* Task directions: Make an exact copy of the records, with the pictures left out.

* Records provided:
== == ==
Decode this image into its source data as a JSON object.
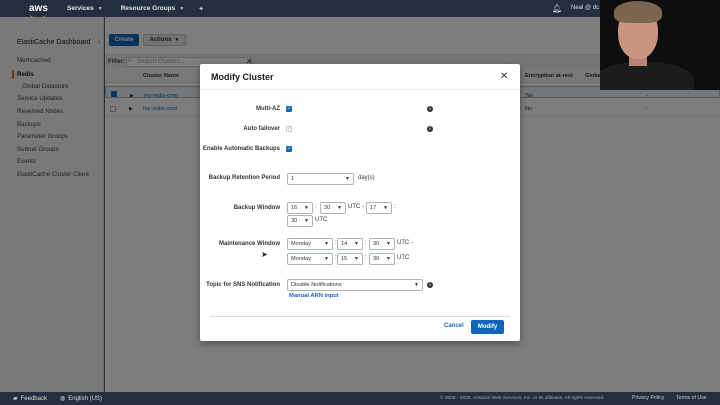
{
  "topnav": {
    "logo": "aws",
    "services": "Services",
    "resource_groups": "Resource Groups",
    "user": "Neal @ dc"
  },
  "sidebar": {
    "title": "ElastiCache Dashboard",
    "items": [
      "Memcached",
      "Redis",
      "Global Datastore",
      "Service Updates",
      "Reserved Nodes",
      "Backups",
      "Parameter Groups",
      "Subnet Groups",
      "Events",
      "ElastiCache Cluster Client"
    ]
  },
  "main": {
    "create_label": "Create",
    "actions_label": "Actions",
    "filter_label": "Filter:",
    "filter_placeholder": "Search Clusters...",
    "columns": {
      "cluster_name": "Cluster Name",
      "encryption_at_rest": "Encryption at-rest",
      "global": "Global"
    },
    "rows": [
      {
        "name": "my-redis-cmo",
        "encryption": "No",
        "global": "-"
      },
      {
        "name": "my-redis-cmd",
        "encryption": "No",
        "global": "-"
      }
    ]
  },
  "modal": {
    "title": "Modify Cluster",
    "multi_az_label": "Multi-AZ",
    "auto_failover_label": "Auto failover",
    "backups_label": "Enable Automatic Backups",
    "retention_label": "Backup Retention Period",
    "retention_value": "1",
    "retention_unit": "day(s)",
    "backup_window_label": "Backup Window",
    "backup_window": {
      "start_hour": "16",
      "start_min": "30",
      "mid_text": "UTC -",
      "end_hour": "17",
      "end_min": "30",
      "utc": "UTC"
    },
    "maintenance_label": "Maintenance Window",
    "maintenance": {
      "start_day": "Monday",
      "start_hour": "14",
      "start_min": "30",
      "start_utc": "UTC -",
      "end_day": "Monday",
      "end_hour": "15",
      "end_min": "30",
      "end_utc": "UTC"
    },
    "sns_label": "Topic for SNS Notification",
    "sns_value": "Disable Notifications",
    "manual_arn": "Manual ARN input",
    "cancel_label": "Cancel",
    "modify_label": "Modify",
    "colon": ":"
  },
  "footer": {
    "feedback": "Feedback",
    "language": "English (US)",
    "copyright": "© 2008 - 2020, Amazon Web Services, Inc. or its affiliates. All rights reserved.",
    "privacy": "Privacy Policy",
    "terms": "Terms of Use"
  },
  "colors": {
    "accent": "#1166bb",
    "nav": "#232f3e",
    "active": "#ec7211"
  },
  "icons": [
    "pin-icon",
    "bell-icon",
    "search-icon",
    "close-icon",
    "info-icon",
    "check-icon",
    "chevron-down-icon",
    "speech-bubble-icon",
    "globe-icon"
  ]
}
== == ==
* Output of the exercise:
Decode this image into its source data as a JSON object.
{
  "topnav": {
    "logo": "aws",
    "services": "Services",
    "resource_groups": "Resource Groups",
    "user": "Neal @ dc"
  },
  "sidebar": {
    "title": "ElastiCache Dashboard",
    "items": [
      "Memcached",
      "Redis",
      "Global Datastore",
      "Service Updates",
      "Reserved Nodes",
      "Backups",
      "Parameter Groups",
      "Subnet Groups",
      "Events",
      "ElastiCache Cluster Client"
    ]
  },
  "main": {
    "create_label": "Create",
    "actions_label": "Actions",
    "filter_label": "Filter:",
    "filter_placeholder": "Search Clusters...",
    "columns": {
      "cluster_name": "Cluster Name",
      "encryption_at_rest": "Encryption at-rest",
      "global": "Global"
    },
    "rows": [
      {
        "name": "my-redis-cmo",
        "encryption": "No",
        "global": "-"
      },
      {
        "name": "my-redis-cmd",
        "encryption": "No",
        "global": "-"
      }
    ]
  },
  "modal": {
    "title": "Modify Cluster",
    "multi_az_label": "Multi-AZ",
    "auto_failover_label": "Auto failover",
    "backups_label": "Enable Automatic Backups",
    "retention_label": "Backup Retention Period",
    "retention_value": "1",
    "retention_unit": "day(s)",
    "backup_window_label": "Backup Window",
    "backup_window": {
      "start_hour": "16",
      "start_min": "30",
      "mid_text": "UTC -",
      "end_hour": "17",
      "end_min": "30",
      "utc": "UTC"
    },
    "maintenance_label": "Maintenance Window",
    "maintenance": {
      "start_day": "Monday",
      "start_hour": "14",
      "start_min": "30",
      "start_utc": "UTC -",
      "end_day": "Monday",
      "end_hour": "15",
      "end_min": "30",
      "end_utc": "UTC"
    },
    "sns_label": "Topic for SNS Notification",
    "sns_value": "Disable Notifications",
    "manual_arn": "Manual ARN input",
    "cancel_label": "Cancel",
    "modify_label": "Modify",
    "colon": ":"
  },
  "footer": {
    "feedback": "Feedback",
    "language": "English (US)",
    "copyright": "© 2008 - 2020, Amazon Web Services, Inc. or its affiliates. All rights reserved.",
    "privacy": "Privacy Policy",
    "terms": "Terms of Use"
  },
  "colors": {
    "accent": "#1166bb",
    "nav": "#232f3e",
    "active": "#ec7211"
  },
  "icons": [
    "pin-icon",
    "bell-icon",
    "search-icon",
    "close-icon",
    "info-icon",
    "check-icon",
    "chevron-down-icon",
    "speech-bubble-icon",
    "globe-icon"
  ]
}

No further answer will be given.